Each entry that follows is to be retyped exactly. Pictures do not belong in the copy.

:: Supplied data ::

.....

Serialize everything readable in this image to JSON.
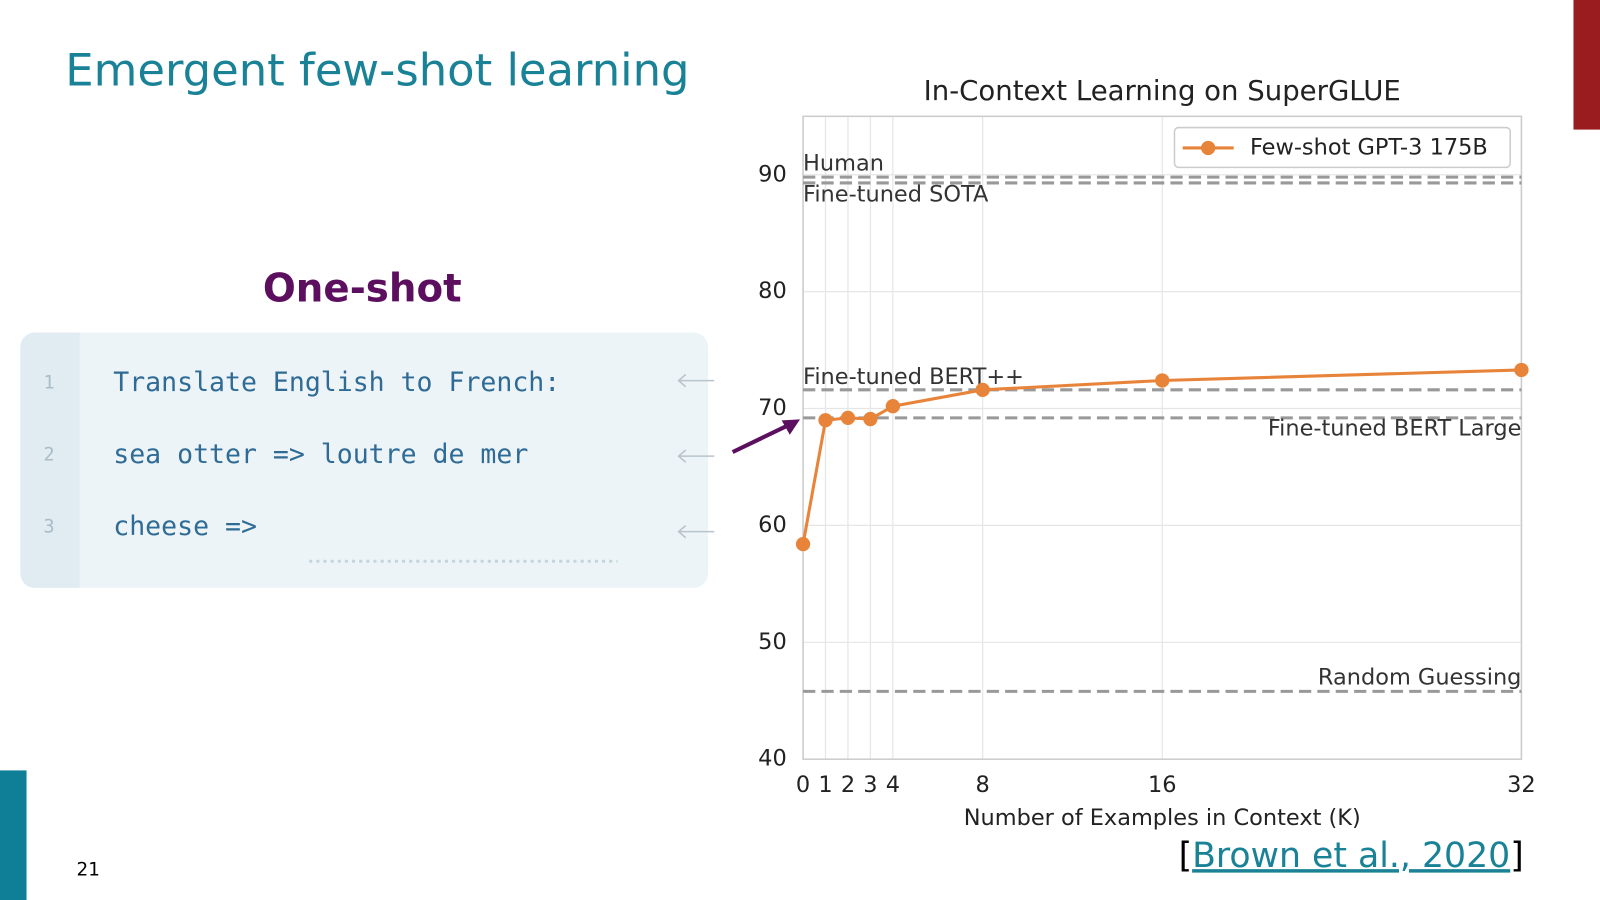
{
  "slide": {
    "title": "Emergent few-shot learning",
    "subtitle": "One-shot",
    "code_lines": [
      {
        "number": "1",
        "text": "Translate English to French:"
      },
      {
        "number": "2",
        "text": "sea otter => loutre de mer"
      },
      {
        "number": "3",
        "text": "cheese =>"
      }
    ],
    "page_number": "21",
    "citation": {
      "open": "[",
      "text": "Brown et al., 2020",
      "close": "]"
    }
  },
  "chart_data": {
    "type": "line",
    "title": "In-Context Learning on SuperGLUE",
    "x_label": "Number of Examples in Context (K)",
    "x": [
      0,
      1,
      2,
      3,
      4,
      8,
      16,
      32
    ],
    "series": [
      {
        "name": "Few-shot GPT-3 175B",
        "color": "#e8843a",
        "values": [
          58.4,
          69.0,
          69.2,
          69.1,
          70.2,
          71.6,
          72.4,
          73.3
        ]
      }
    ],
    "xlim": [
      0,
      32
    ],
    "xticks": [
      0,
      1,
      2,
      3,
      4,
      8,
      16,
      32
    ],
    "ylim": [
      40,
      95
    ],
    "yticks": [
      40,
      50,
      60,
      70,
      80,
      90
    ],
    "grid": true,
    "legend": "upper right",
    "reference_lines": [
      {
        "label": "Human",
        "value": 89.8
      },
      {
        "label": "Fine-tuned SOTA",
        "value": 89.3
      },
      {
        "label": "Fine-tuned BERT++",
        "value": 71.6
      },
      {
        "label": "Fine-tuned BERT Large",
        "value": 69.2
      },
      {
        "label": "Random Guessing",
        "value": 45.8
      }
    ]
  }
}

.....

:: Task response ::
Serialize everything readable in this image to JSON.
{
  "slide": {
    "title": "Emergent few-shot learning",
    "subtitle": "One-shot",
    "code_lines": [
      {
        "number": "1",
        "text": "Translate English to French:"
      },
      {
        "number": "2",
        "text": "sea otter => loutre de mer"
      },
      {
        "number": "3",
        "text": "cheese =>"
      }
    ],
    "page_number": "21",
    "citation": {
      "open": "[",
      "text": "Brown et al., 2020",
      "close": "]"
    }
  },
  "chart_data": {
    "type": "line",
    "title": "In-Context Learning on SuperGLUE",
    "x_label": "Number of Examples in Context (K)",
    "x": [
      0,
      1,
      2,
      3,
      4,
      8,
      16,
      32
    ],
    "series": [
      {
        "name": "Few-shot GPT-3 175B",
        "color": "#e8843a",
        "values": [
          58.4,
          69.0,
          69.2,
          69.1,
          70.2,
          71.6,
          72.4,
          73.3
        ]
      }
    ],
    "xlim": [
      0,
      32
    ],
    "xticks": [
      0,
      1,
      2,
      3,
      4,
      8,
      16,
      32
    ],
    "ylim": [
      40,
      95
    ],
    "yticks": [
      40,
      50,
      60,
      70,
      80,
      90
    ],
    "grid": true,
    "legend": "upper right",
    "reference_lines": [
      {
        "label": "Human",
        "value": 89.8
      },
      {
        "label": "Fine-tuned SOTA",
        "value": 89.3
      },
      {
        "label": "Fine-tuned BERT++",
        "value": 71.6
      },
      {
        "label": "Fine-tuned BERT Large",
        "value": 69.2
      },
      {
        "label": "Random Guessing",
        "value": 45.8
      }
    ]
  }
}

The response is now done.